DATA TO USE:

- - -

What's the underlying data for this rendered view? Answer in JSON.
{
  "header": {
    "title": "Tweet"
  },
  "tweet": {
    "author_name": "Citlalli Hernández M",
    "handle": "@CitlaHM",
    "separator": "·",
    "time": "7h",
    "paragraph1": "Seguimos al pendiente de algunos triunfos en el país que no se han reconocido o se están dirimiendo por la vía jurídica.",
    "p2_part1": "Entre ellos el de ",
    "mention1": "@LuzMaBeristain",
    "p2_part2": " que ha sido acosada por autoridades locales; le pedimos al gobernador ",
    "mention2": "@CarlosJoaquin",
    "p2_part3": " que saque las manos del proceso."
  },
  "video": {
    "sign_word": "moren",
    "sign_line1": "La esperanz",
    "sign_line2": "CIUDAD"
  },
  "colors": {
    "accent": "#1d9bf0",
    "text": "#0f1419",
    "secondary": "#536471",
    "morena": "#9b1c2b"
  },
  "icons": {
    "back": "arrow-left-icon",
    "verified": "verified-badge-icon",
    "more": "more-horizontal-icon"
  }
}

- - -

PROMPT:
Repeat the listing in full, keeping every line exactly as it is.

FULL ANSWER:
What's the underlying data for this rendered view? Answer in JSON.
{
  "header": {
    "title": "Tweet"
  },
  "tweet": {
    "author_name": "Citlalli Hernández M",
    "handle": "@CitlaHM",
    "separator": "·",
    "time": "7h",
    "paragraph1": "Seguimos al pendiente de algunos triunfos en el país que no se han reconocido o se están dirimiendo por la vía jurídica.",
    "p2_part1": "Entre ellos el de ",
    "mention1": "@LuzMaBeristain",
    "p2_part2": " que ha sido acosada por autoridades locales; le pedimos al gobernador ",
    "mention2": "@CarlosJoaquin",
    "p2_part3": " que saque las manos del proceso."
  },
  "video": {
    "sign_word": "moren",
    "sign_line1": "La esperanz",
    "sign_line2": "CIUDAD"
  },
  "colors": {
    "accent": "#1d9bf0",
    "text": "#0f1419",
    "secondary": "#536471",
    "morena": "#9b1c2b"
  },
  "icons": {
    "back": "arrow-left-icon",
    "verified": "verified-badge-icon",
    "more": "more-horizontal-icon"
  }
}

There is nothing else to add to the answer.